### EXERCISE PROMPT
Without including any pictures, copy each entry below exactly.

╭──

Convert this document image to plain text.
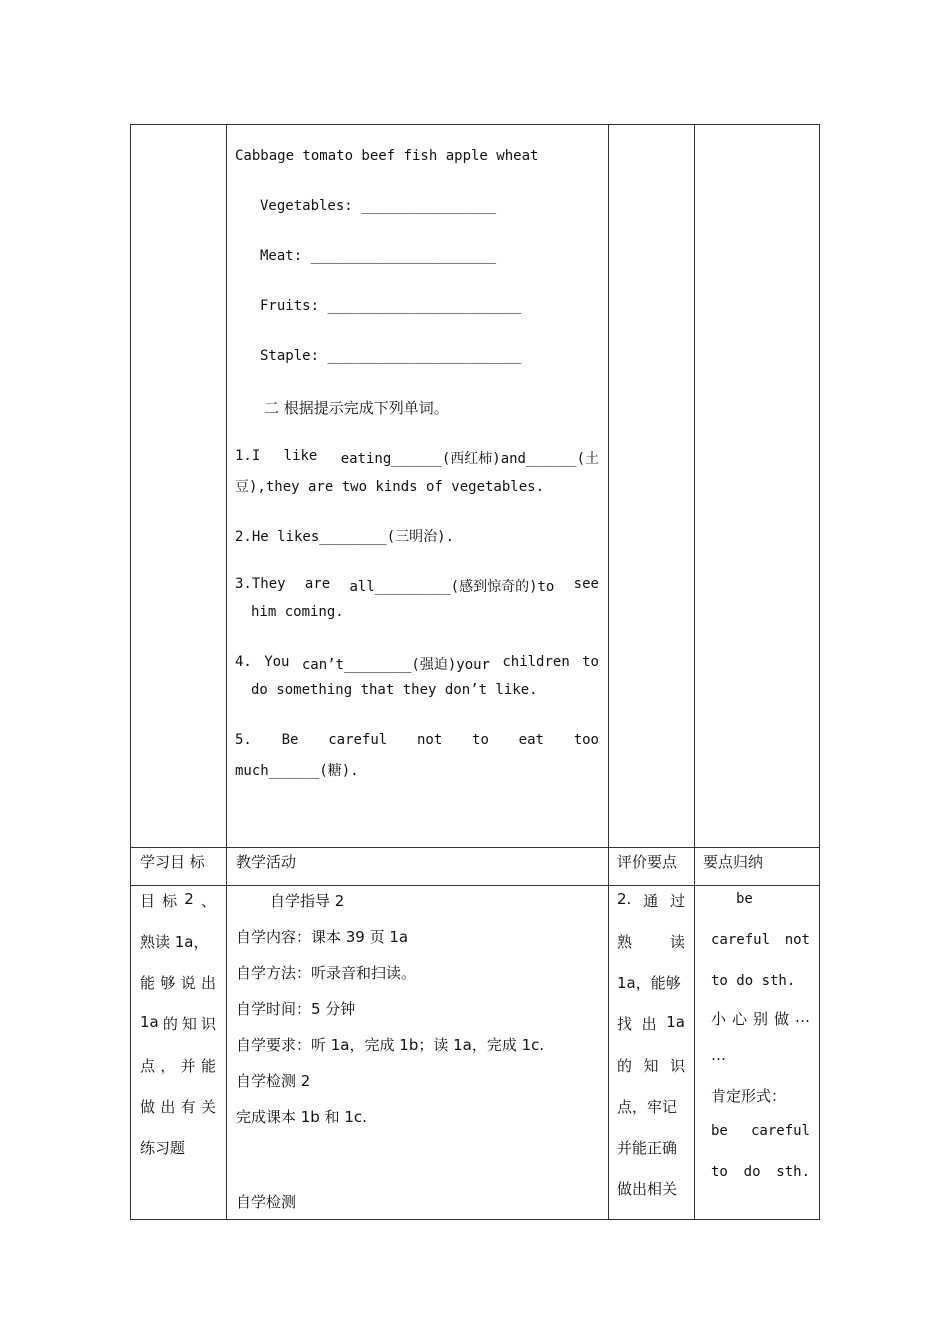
Cabbage tomato beef fish apple wheat
Vegetables: ________________
Meat: ______________________
Fruits: _______________________
Staple: _______________________
二 根据提示完成下列单词。
1.I like eating______(西红柿)and______(土
豆),they are two kinds of vegetables.
2.He likes________(三明治).
3.They are all_________(感到惊奇的)to see
him coming.
4. You can’t________(强迫)your children to
do something that they don’t like.
5. Be careful not to eat too
much______(糖).
学习目 标 教学活动	评价要点 要点归纳
目 标 2 、
熟读 1a，
能 够 说 出
1a 的 知 识
点 ， 并 能
做 出 有 关
练习题
自学指导 2
自学内容：课本 39 页 1a
自学方法：听录音和扫读。
自学时间：5 分钟
自学要求：听 1a，完成 1b；读 1a，完成 1c.
自学检测 2
完成课本 1b 和 1c.
自学检测
2. 通 过
熟	读
1a，能够
找 出 1a
的 知 识
点，牢记
并能正确
做出相关
be
careful not
to do sth.
小 心 别 做 …
…
肯定形式：
be careful
to do sth.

╰──

### REPLY
Convert this document image to plain text.
Cabbage tomato beef fish apple wheat
Vegetables: ________________
Meat: ______________________
Fruits: _______________________
Staple: _______________________
二 根据提示完成下列单词。
1.I like eating______(西红柿)and______(土
豆),they are two kinds of vegetables.
2.He likes________(三明治).
3.They are all_________(感到惊奇的)to see
him coming.
4. You can’t________(强迫)your children to
do something that they don’t like.
5. Be careful not to eat too
much______(糖).
学习目 标 教学活动	评价要点 要点归纳
目 标 2 、
熟读 1a，
能 够 说 出
1a 的 知 识
点 ， 并 能
做 出 有 关
练习题
自学指导 2
自学内容：课本 39 页 1a
自学方法：听录音和扫读。
自学时间：5 分钟
自学要求：听 1a，完成 1b；读 1a，完成 1c.
自学检测 2
完成课本 1b 和 1c.
自学检测
2. 通 过
熟	读
1a，能够
找 出 1a
的 知 识
点，牢记
并能正确
做出相关
be
careful not
to do sth.
小 心 别 做 …
…
肯定形式：
be careful
to do sth.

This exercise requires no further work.